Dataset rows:
------------------------------------------------------------
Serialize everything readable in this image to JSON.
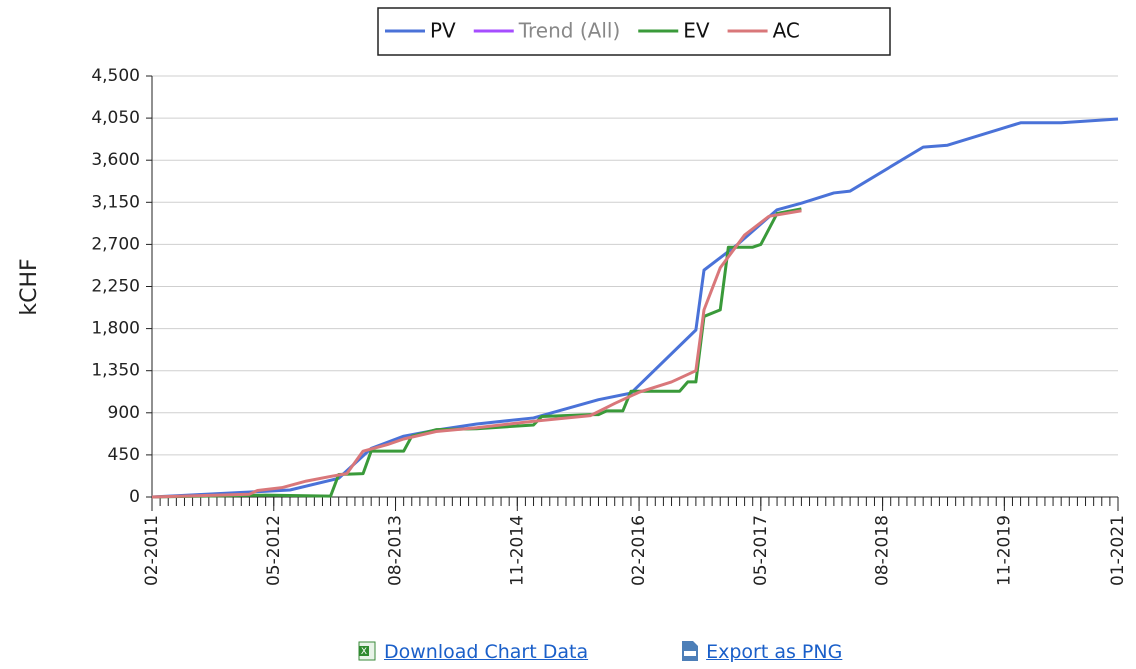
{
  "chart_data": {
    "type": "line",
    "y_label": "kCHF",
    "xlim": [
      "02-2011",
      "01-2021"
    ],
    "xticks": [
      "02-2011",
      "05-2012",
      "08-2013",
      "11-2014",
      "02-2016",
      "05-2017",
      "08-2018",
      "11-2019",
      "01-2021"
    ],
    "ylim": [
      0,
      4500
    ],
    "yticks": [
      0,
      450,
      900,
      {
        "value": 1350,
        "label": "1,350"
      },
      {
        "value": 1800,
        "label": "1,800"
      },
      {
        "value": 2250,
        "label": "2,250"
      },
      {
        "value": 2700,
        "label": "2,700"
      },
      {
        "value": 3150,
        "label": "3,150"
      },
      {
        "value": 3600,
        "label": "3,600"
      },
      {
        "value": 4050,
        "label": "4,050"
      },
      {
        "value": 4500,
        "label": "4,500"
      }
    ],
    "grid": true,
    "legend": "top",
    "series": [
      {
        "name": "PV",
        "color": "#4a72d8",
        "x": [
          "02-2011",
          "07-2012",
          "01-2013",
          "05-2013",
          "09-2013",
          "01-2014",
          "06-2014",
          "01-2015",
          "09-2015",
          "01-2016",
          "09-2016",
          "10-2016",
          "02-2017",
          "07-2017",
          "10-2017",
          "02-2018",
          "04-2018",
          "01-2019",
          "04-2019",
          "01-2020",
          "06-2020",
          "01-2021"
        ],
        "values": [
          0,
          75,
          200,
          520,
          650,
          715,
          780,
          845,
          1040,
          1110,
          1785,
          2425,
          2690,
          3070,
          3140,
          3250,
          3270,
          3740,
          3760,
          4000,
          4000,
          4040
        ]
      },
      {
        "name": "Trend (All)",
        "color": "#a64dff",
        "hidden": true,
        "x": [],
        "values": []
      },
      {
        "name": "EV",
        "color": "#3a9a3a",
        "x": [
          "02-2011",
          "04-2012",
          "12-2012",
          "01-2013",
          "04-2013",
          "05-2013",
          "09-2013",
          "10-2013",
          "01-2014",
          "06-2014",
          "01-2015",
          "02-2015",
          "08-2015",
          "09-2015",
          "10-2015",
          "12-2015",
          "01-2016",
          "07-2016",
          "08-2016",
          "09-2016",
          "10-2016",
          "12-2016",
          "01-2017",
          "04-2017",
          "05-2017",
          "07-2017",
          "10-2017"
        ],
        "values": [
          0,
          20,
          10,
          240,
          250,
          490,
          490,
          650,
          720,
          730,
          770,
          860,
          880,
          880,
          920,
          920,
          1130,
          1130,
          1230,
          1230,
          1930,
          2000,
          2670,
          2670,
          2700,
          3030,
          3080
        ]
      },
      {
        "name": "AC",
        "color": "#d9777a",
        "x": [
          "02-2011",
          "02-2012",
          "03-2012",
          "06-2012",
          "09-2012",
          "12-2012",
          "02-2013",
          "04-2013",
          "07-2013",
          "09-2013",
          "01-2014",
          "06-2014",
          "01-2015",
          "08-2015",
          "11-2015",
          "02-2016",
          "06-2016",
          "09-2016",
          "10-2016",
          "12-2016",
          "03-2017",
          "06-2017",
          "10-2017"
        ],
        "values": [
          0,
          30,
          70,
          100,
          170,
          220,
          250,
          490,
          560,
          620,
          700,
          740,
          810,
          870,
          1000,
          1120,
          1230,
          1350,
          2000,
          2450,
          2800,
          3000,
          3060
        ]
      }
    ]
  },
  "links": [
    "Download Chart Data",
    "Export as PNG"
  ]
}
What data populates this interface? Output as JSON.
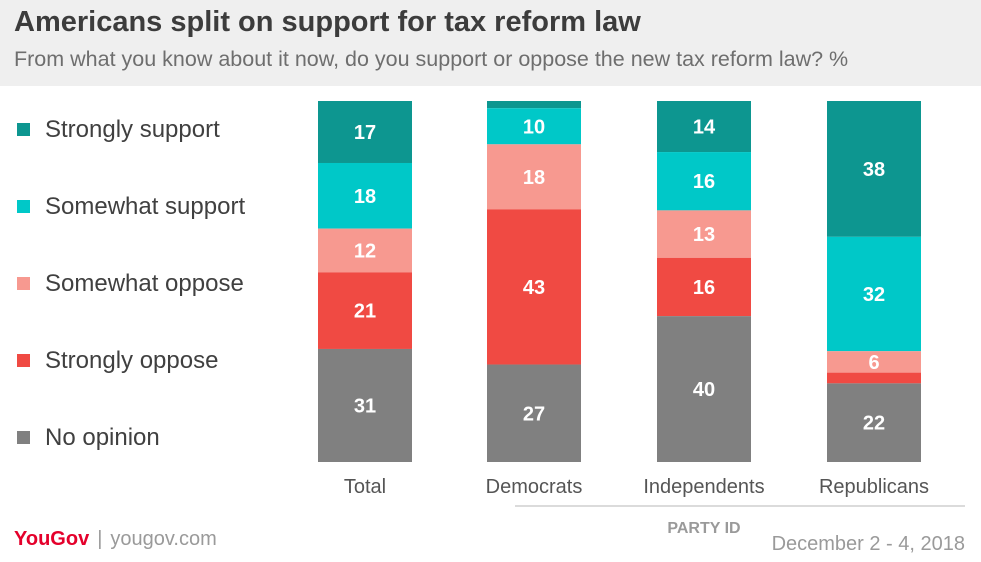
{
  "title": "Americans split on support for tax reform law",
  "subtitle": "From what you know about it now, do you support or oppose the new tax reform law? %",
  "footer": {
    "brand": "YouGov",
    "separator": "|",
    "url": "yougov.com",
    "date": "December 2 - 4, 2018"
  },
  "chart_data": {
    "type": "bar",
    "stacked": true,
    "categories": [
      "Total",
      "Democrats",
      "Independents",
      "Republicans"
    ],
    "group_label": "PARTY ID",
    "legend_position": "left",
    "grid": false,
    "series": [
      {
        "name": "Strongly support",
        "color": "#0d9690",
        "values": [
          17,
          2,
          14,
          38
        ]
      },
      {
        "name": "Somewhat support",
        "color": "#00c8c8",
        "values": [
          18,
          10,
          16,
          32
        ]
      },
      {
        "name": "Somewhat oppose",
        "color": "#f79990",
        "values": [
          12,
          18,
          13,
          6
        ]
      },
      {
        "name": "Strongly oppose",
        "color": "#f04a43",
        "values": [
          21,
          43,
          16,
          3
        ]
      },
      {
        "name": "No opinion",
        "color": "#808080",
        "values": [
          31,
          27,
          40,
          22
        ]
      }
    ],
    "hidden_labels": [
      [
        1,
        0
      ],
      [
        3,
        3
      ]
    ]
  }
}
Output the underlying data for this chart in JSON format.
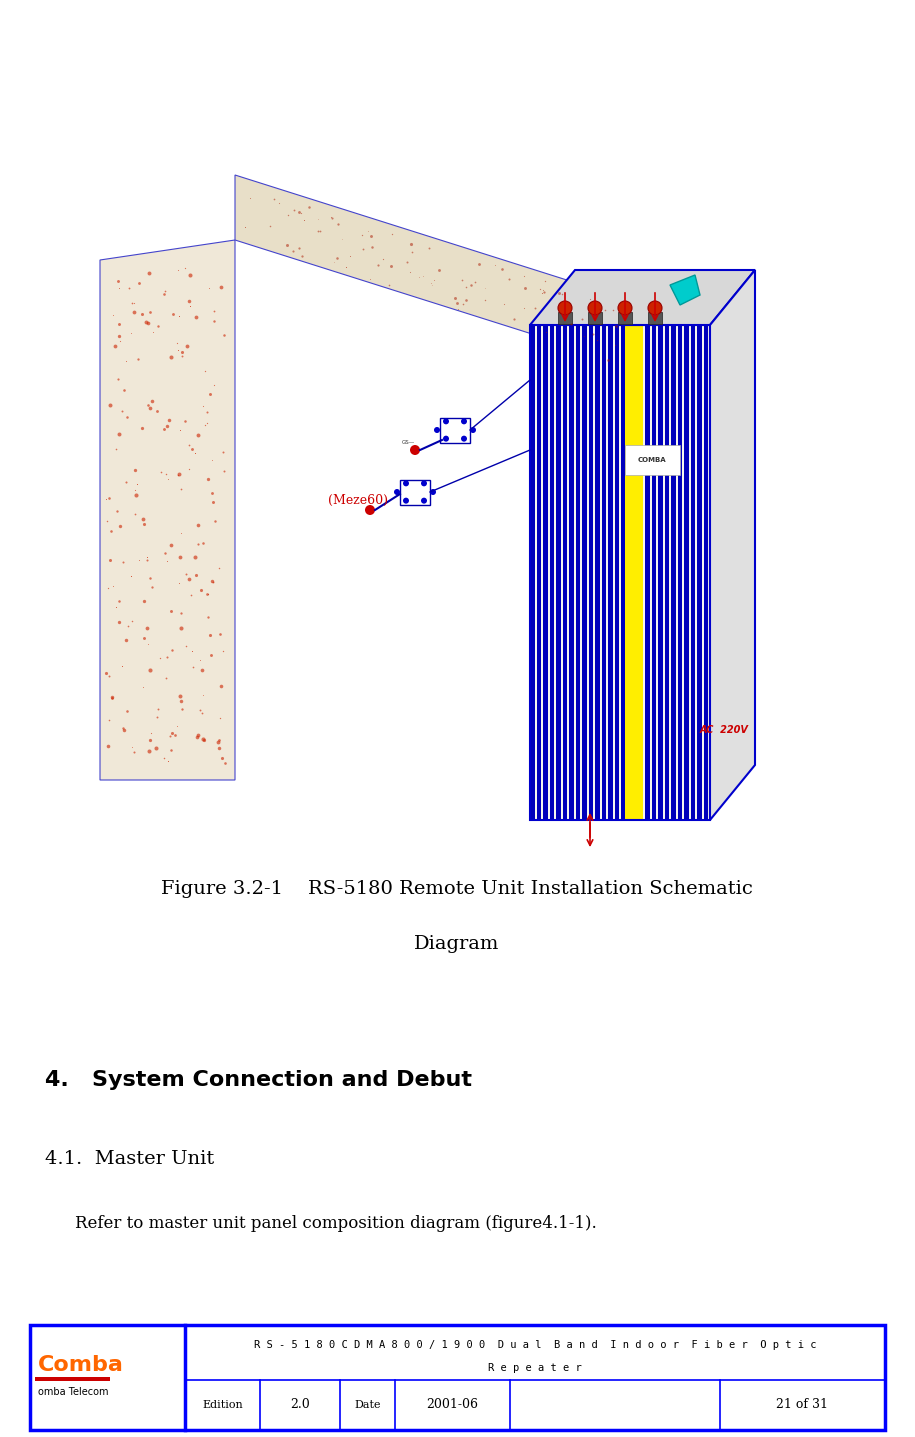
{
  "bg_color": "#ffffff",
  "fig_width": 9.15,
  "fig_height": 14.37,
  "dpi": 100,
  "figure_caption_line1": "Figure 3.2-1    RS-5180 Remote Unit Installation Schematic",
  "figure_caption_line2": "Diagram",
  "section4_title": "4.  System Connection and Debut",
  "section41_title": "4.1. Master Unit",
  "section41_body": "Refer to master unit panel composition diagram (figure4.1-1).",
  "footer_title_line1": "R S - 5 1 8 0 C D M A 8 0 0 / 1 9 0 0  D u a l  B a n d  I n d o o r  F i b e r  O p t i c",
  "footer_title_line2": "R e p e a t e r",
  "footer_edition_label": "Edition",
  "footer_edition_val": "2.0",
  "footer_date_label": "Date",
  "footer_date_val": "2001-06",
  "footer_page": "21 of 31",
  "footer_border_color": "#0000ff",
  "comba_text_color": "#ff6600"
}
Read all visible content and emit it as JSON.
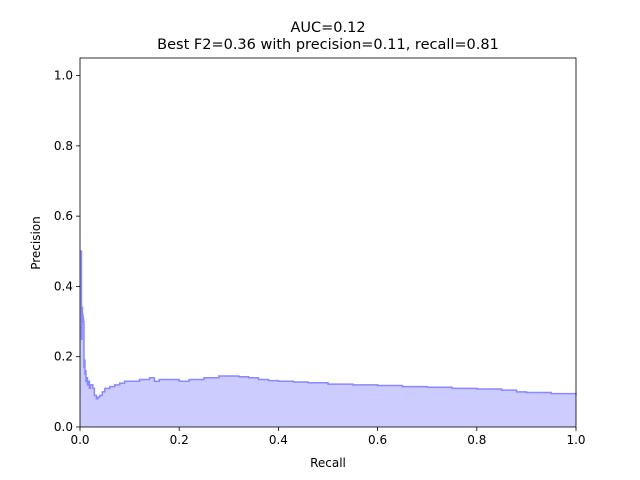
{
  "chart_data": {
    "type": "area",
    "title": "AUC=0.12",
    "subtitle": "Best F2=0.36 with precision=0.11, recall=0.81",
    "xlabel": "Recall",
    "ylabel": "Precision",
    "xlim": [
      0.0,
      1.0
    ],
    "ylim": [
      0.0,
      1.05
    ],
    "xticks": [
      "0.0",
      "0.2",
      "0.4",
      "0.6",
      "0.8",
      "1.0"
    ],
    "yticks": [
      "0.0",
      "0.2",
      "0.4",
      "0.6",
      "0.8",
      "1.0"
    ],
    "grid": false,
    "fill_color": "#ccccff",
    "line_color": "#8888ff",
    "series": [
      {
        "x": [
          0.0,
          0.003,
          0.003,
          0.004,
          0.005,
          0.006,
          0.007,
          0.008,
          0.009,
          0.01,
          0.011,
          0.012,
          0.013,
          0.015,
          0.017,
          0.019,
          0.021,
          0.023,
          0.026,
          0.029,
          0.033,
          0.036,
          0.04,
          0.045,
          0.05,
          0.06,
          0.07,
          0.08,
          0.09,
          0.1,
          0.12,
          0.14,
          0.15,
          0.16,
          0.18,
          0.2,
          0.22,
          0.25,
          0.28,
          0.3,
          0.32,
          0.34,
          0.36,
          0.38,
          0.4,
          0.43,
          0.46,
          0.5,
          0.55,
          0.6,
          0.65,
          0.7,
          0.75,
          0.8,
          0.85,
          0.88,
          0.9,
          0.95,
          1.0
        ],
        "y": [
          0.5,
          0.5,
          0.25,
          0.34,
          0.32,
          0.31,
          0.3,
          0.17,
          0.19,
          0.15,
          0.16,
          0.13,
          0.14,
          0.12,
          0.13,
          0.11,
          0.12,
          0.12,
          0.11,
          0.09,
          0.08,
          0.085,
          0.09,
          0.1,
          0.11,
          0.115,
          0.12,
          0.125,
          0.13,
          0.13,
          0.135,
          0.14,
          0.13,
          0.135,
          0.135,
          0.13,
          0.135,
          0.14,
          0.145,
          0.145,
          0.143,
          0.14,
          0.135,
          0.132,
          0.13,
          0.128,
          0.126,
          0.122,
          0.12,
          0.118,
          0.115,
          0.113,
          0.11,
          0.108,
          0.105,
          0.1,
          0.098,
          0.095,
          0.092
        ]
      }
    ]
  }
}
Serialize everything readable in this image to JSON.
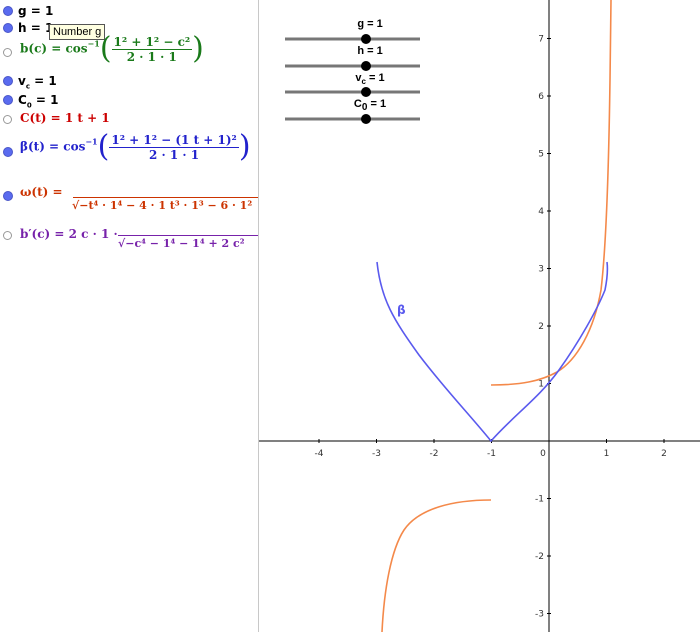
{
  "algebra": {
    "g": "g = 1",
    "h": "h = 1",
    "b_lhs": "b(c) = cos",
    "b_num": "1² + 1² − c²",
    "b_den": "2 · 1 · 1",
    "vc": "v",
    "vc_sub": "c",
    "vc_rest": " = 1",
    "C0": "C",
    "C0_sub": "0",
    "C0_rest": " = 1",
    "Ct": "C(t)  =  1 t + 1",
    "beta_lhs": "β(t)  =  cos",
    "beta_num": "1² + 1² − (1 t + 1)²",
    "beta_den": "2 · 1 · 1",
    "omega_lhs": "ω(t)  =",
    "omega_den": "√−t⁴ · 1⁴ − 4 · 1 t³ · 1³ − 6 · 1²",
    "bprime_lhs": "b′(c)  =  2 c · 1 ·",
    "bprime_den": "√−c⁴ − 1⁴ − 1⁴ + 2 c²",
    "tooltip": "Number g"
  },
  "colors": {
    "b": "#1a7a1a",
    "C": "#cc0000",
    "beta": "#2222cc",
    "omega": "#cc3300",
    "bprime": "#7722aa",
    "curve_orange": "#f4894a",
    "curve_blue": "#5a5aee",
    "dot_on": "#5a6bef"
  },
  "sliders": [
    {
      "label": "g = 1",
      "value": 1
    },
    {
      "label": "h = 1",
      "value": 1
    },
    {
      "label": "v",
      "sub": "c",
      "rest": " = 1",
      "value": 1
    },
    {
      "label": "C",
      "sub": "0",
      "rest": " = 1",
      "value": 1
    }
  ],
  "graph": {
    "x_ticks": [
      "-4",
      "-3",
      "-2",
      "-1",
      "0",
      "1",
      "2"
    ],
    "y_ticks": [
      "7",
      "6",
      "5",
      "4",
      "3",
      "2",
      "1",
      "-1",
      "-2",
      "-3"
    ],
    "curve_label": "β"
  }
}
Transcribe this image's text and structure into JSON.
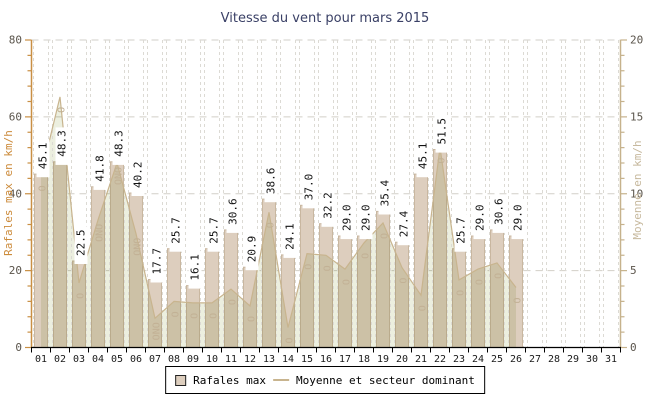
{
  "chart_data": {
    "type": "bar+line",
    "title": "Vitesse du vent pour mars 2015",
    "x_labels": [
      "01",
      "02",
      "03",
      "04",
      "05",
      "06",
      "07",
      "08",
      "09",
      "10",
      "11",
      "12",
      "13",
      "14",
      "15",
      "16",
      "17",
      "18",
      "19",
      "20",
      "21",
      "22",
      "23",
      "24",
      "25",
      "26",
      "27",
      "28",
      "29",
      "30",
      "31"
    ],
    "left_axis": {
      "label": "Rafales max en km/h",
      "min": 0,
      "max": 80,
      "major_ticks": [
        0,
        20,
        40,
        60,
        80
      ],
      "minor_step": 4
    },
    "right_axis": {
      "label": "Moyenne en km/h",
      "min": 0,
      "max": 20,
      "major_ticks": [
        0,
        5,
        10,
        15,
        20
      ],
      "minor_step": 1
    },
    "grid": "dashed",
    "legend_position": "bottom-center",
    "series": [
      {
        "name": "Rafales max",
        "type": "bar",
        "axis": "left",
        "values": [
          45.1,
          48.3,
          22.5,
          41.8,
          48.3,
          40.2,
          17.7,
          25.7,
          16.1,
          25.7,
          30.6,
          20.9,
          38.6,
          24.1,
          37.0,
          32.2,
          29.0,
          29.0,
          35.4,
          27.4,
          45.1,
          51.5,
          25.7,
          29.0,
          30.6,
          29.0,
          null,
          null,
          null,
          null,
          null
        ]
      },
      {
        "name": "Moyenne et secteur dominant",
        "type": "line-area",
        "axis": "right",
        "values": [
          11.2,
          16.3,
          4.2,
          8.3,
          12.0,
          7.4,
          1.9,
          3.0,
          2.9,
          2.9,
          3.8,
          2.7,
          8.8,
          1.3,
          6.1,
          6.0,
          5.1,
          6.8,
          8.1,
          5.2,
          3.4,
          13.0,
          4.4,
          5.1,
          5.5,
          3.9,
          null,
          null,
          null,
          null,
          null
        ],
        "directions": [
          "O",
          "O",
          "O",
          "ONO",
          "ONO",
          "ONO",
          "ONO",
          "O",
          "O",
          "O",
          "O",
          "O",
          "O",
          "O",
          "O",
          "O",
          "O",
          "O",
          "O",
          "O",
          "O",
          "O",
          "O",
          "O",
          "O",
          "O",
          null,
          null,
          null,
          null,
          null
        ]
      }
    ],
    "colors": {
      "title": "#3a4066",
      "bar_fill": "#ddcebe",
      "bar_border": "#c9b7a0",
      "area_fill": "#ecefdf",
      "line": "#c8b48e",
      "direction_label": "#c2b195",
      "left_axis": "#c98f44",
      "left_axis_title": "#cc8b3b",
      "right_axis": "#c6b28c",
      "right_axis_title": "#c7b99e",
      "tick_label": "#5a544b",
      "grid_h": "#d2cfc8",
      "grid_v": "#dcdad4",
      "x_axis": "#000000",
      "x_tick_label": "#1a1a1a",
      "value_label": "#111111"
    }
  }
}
------------------------------------------------------------
_Aim_
List all lines holding the string "subtitle".

_Full output_
  "subtitle": "From what you know about it now, do you support or oppose the new tax reform law? %",
    "subtitle": "Best F2=0.36 with precision=0.11, recall=0.81",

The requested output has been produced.